The data -
Begin
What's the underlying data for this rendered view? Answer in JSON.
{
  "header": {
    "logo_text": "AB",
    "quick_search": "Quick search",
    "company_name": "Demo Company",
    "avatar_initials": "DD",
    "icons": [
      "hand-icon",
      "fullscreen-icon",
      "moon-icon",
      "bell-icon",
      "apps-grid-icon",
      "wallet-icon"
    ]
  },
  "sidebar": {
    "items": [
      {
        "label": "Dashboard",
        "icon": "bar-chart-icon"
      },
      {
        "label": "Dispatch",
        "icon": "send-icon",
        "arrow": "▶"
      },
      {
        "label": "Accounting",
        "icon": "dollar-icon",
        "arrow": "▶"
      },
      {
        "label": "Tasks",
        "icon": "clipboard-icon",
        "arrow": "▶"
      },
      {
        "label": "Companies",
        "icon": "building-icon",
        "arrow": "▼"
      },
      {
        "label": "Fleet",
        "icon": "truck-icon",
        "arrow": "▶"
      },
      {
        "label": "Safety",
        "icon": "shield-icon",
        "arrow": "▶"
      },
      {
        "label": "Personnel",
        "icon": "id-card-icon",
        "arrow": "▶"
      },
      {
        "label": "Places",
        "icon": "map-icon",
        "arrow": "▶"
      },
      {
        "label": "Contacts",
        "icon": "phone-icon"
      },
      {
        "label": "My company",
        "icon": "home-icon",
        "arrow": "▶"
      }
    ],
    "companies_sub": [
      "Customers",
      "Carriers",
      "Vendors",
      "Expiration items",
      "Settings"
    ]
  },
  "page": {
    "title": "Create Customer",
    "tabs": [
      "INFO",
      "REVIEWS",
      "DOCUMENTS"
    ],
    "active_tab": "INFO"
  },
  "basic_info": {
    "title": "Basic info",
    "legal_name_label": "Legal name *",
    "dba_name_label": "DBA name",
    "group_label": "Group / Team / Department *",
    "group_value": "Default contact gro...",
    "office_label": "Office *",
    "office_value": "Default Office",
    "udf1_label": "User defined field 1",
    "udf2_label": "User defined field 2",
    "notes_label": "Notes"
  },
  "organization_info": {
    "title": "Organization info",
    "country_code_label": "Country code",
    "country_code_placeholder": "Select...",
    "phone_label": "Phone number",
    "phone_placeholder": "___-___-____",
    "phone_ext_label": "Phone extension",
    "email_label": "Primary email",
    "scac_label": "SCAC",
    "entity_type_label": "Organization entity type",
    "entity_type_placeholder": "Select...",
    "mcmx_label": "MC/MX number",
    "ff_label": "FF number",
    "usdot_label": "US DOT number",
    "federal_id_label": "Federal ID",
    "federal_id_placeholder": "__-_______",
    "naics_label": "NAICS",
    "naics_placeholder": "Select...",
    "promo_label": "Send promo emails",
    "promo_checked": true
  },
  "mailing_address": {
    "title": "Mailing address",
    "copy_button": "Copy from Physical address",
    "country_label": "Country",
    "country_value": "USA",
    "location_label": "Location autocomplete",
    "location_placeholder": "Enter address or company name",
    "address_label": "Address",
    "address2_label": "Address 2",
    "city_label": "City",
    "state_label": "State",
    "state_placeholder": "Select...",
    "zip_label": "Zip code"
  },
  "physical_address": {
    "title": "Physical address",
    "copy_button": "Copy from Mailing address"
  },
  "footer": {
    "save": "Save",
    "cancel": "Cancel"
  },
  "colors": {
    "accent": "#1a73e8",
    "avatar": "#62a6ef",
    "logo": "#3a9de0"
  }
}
End
Requirements - Set down the entries above again, word for word.

Written reply -
What's the underlying data for this rendered view? Answer in JSON.
{
  "header": {
    "logo_text": "AB",
    "quick_search": "Quick search",
    "company_name": "Demo Company",
    "avatar_initials": "DD",
    "icons": [
      "hand-icon",
      "fullscreen-icon",
      "moon-icon",
      "bell-icon",
      "apps-grid-icon",
      "wallet-icon"
    ]
  },
  "sidebar": {
    "items": [
      {
        "label": "Dashboard",
        "icon": "bar-chart-icon"
      },
      {
        "label": "Dispatch",
        "icon": "send-icon",
        "arrow": "▶"
      },
      {
        "label": "Accounting",
        "icon": "dollar-icon",
        "arrow": "▶"
      },
      {
        "label": "Tasks",
        "icon": "clipboard-icon",
        "arrow": "▶"
      },
      {
        "label": "Companies",
        "icon": "building-icon",
        "arrow": "▼"
      },
      {
        "label": "Fleet",
        "icon": "truck-icon",
        "arrow": "▶"
      },
      {
        "label": "Safety",
        "icon": "shield-icon",
        "arrow": "▶"
      },
      {
        "label": "Personnel",
        "icon": "id-card-icon",
        "arrow": "▶"
      },
      {
        "label": "Places",
        "icon": "map-icon",
        "arrow": "▶"
      },
      {
        "label": "Contacts",
        "icon": "phone-icon"
      },
      {
        "label": "My company",
        "icon": "home-icon",
        "arrow": "▶"
      }
    ],
    "companies_sub": [
      "Customers",
      "Carriers",
      "Vendors",
      "Expiration items",
      "Settings"
    ]
  },
  "page": {
    "title": "Create Customer",
    "tabs": [
      "INFO",
      "REVIEWS",
      "DOCUMENTS"
    ],
    "active_tab": "INFO"
  },
  "basic_info": {
    "title": "Basic info",
    "legal_name_label": "Legal name *",
    "dba_name_label": "DBA name",
    "group_label": "Group / Team / Department *",
    "group_value": "Default contact gro...",
    "office_label": "Office *",
    "office_value": "Default Office",
    "udf1_label": "User defined field 1",
    "udf2_label": "User defined field 2",
    "notes_label": "Notes"
  },
  "organization_info": {
    "title": "Organization info",
    "country_code_label": "Country code",
    "country_code_placeholder": "Select...",
    "phone_label": "Phone number",
    "phone_placeholder": "___-___-____",
    "phone_ext_label": "Phone extension",
    "email_label": "Primary email",
    "scac_label": "SCAC",
    "entity_type_label": "Organization entity type",
    "entity_type_placeholder": "Select...",
    "mcmx_label": "MC/MX number",
    "ff_label": "FF number",
    "usdot_label": "US DOT number",
    "federal_id_label": "Federal ID",
    "federal_id_placeholder": "__-_______",
    "naics_label": "NAICS",
    "naics_placeholder": "Select...",
    "promo_label": "Send promo emails",
    "promo_checked": true
  },
  "mailing_address": {
    "title": "Mailing address",
    "copy_button": "Copy from Physical address",
    "country_label": "Country",
    "country_value": "USA",
    "location_label": "Location autocomplete",
    "location_placeholder": "Enter address or company name",
    "address_label": "Address",
    "address2_label": "Address 2",
    "city_label": "City",
    "state_label": "State",
    "state_placeholder": "Select...",
    "zip_label": "Zip code"
  },
  "physical_address": {
    "title": "Physical address",
    "copy_button": "Copy from Mailing address"
  },
  "footer": {
    "save": "Save",
    "cancel": "Cancel"
  },
  "colors": {
    "accent": "#1a73e8",
    "avatar": "#62a6ef",
    "logo": "#3a9de0"
  }
}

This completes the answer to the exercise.